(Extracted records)
◇ ◇ ◇ ◇
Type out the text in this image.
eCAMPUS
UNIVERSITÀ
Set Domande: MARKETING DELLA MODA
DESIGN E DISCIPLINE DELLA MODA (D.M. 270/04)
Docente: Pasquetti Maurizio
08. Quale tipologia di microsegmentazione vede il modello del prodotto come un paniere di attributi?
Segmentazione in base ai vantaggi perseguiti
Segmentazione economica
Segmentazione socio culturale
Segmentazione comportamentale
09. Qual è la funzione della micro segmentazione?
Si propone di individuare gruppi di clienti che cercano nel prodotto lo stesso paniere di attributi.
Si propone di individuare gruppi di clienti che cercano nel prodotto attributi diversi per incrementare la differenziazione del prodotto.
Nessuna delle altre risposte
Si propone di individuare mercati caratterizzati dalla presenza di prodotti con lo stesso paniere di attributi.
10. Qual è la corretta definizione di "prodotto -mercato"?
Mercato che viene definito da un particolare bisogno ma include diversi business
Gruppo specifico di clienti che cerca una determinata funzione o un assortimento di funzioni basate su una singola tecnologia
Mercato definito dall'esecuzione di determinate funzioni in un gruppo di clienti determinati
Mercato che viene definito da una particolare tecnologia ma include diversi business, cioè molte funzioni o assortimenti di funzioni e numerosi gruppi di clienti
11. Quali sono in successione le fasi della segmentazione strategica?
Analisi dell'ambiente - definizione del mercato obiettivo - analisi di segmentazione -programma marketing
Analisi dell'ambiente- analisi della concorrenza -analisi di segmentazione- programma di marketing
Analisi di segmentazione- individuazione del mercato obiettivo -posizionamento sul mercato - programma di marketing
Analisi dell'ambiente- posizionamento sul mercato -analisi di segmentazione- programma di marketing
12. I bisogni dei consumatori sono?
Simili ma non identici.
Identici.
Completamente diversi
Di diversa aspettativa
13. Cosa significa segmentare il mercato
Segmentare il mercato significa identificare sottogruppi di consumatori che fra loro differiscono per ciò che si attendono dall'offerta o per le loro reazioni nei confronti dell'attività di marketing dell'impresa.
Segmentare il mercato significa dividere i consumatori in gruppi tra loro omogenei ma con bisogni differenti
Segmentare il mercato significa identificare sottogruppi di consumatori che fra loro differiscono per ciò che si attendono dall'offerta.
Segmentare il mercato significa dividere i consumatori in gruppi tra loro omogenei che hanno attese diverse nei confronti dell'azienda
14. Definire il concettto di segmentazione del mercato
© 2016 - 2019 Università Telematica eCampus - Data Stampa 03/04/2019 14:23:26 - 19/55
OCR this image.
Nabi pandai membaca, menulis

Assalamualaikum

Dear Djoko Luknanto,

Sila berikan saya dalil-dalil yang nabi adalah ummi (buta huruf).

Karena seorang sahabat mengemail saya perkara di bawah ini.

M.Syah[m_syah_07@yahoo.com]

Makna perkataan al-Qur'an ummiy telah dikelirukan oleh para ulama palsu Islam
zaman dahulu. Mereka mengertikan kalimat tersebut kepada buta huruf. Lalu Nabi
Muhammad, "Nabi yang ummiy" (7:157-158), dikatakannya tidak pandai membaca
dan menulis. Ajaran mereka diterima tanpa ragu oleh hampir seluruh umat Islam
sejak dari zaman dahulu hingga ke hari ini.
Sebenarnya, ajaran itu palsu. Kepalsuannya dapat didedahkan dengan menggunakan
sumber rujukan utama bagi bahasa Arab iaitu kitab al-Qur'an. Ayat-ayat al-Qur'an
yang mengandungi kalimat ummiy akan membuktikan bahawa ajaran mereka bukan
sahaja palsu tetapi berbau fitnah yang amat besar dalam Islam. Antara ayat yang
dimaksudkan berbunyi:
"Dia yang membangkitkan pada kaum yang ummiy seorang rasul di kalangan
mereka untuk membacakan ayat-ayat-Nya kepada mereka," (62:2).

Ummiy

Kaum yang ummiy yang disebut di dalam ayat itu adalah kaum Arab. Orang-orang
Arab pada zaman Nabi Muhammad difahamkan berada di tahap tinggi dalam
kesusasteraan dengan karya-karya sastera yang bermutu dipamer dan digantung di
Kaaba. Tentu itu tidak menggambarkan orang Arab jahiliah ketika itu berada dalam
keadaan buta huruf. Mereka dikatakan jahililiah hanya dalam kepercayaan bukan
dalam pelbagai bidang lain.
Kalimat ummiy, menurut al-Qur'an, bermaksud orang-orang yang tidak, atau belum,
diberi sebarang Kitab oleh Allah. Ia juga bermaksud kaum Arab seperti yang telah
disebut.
◇ ◇ ◇ ◇
▶ WORK TO BE COMPLETED:
Can you give every line above again, exactly as written?

▶ WRITTEN REPLY:
Type out the text in this image.
eCAMPUS
UNIVERSITÀ
Set Domande: MARKETING DELLA MODA
DESIGN E DISCIPLINE DELLA MODA (D.M. 270/04)
Docente: Pasquetti Maurizio
08. Quale tipologia di microsegmentazione vede il modello del prodotto come un paniere di attributi?
Segmentazione in base ai vantaggi perseguiti
Segmentazione economica
Segmentazione socio culturale
Segmentazione comportamentale
09. Qual è la funzione della micro segmentazione?
Si propone di individuare gruppi di clienti che cercano nel prodotto lo stesso paniere di attributi.
Si propone di individuare gruppi di clienti che cercano nel prodotto attributi diversi per incrementare la differenziazione del prodotto.
Nessuna delle altre risposte
Si propone di individuare mercati caratterizzati dalla presenza di prodotti con lo stesso paniere di attributi.
10. Qual è la corretta definizione di "prodotto -mercato"?
Mercato che viene definito da un particolare bisogno ma include diversi business
Gruppo specifico di clienti che cerca una determinata funzione o un assortimento di funzioni basate su una singola tecnologia
Mercato definito dall'esecuzione di determinate funzioni in un gruppo di clienti determinati
Mercato che viene definito da una particolare tecnologia ma include diversi business, cioè molte funzioni o assortimenti di funzioni e numerosi gruppi di clienti
11. Quali sono in successione le fasi della segmentazione strategica?
Analisi dell'ambiente - definizione del mercato obiettivo - analisi di segmentazione -programma marketing
Analisi dell'ambiente- analisi della concorrenza -analisi di segmentazione- programma di marketing
Analisi di segmentazione- individuazione del mercato obiettivo -posizionamento sul mercato - programma di marketing
Analisi dell'ambiente- posizionamento sul mercato -analisi di segmentazione- programma di marketing
12. I bisogni dei consumatori sono?
Simili ma non identici.
Identici.
Completamente diversi
Di diversa aspettativa
13. Cosa significa segmentare il mercato
Segmentare il mercato significa identificare sottogruppi di consumatori che fra loro differiscono per ciò che si attendono dall'offerta o per le loro reazioni nei confronti dell'attività di marketing dell'impresa.
Segmentare il mercato significa dividere i consumatori in gruppi tra loro omogenei ma con bisogni differenti
Segmentare il mercato significa identificare sottogruppi di consumatori che fra loro differiscono per ciò che si attendono dall'offerta.
Segmentare il mercato significa dividere i consumatori in gruppi tra loro omogenei che hanno attese diverse nei confronti dell'azienda
14. Definire il concettto di segmentazione del mercato
© 2016 - 2019 Università Telematica eCampus - Data Stampa 03/04/2019 14:23:26 - 19/55
OCR this image.
Nabi pandai membaca, menulis

Assalamualaikum

Dear Djoko Luknanto,

Sila berikan saya dalil-dalil yang nabi adalah ummi (buta huruf).

Karena seorang sahabat mengemail saya perkara di bawah ini.

M.Syah[m_syah_07@yahoo.com]

Makna perkataan al-Qur'an ummiy telah dikelirukan oleh para ulama palsu Islam
zaman dahulu. Mereka mengertikan kalimat tersebut kepada buta huruf. Lalu Nabi
Muhammad, "Nabi yang ummiy" (7:157-158), dikatakannya tidak pandai membaca
dan menulis. Ajaran mereka diterima tanpa ragu oleh hampir seluruh umat Islam
sejak dari zaman dahulu hingga ke hari ini.
Sebenarnya, ajaran itu palsu. Kepalsuannya dapat didedahkan dengan menggunakan
sumber rujukan utama bagi bahasa Arab iaitu kitab al-Qur'an. Ayat-ayat al-Qur'an
yang mengandungi kalimat ummiy akan membuktikan bahawa ajaran mereka bukan
sahaja palsu tetapi berbau fitnah yang amat besar dalam Islam. Antara ayat yang
dimaksudkan berbunyi:
"Dia yang membangkitkan pada kaum yang ummiy seorang rasul di kalangan
mereka untuk membacakan ayat-ayat-Nya kepada mereka," (62:2).

Ummiy

Kaum yang ummiy yang disebut di dalam ayat itu adalah kaum Arab. Orang-orang
Arab pada zaman Nabi Muhammad difahamkan berada di tahap tinggi dalam
kesusasteraan dengan karya-karya sastera yang bermutu dipamer dan digantung di
Kaaba. Tentu itu tidak menggambarkan orang Arab jahiliah ketika itu berada dalam
keadaan buta huruf. Mereka dikatakan jahililiah hanya dalam kepercayaan bukan
dalam pelbagai bidang lain.
Kalimat ummiy, menurut al-Qur'an, bermaksud orang-orang yang tidak, atau belum,
diberi sebarang Kitab oleh Allah. Ia juga bermaksud kaum Arab seperti yang telah
disebut.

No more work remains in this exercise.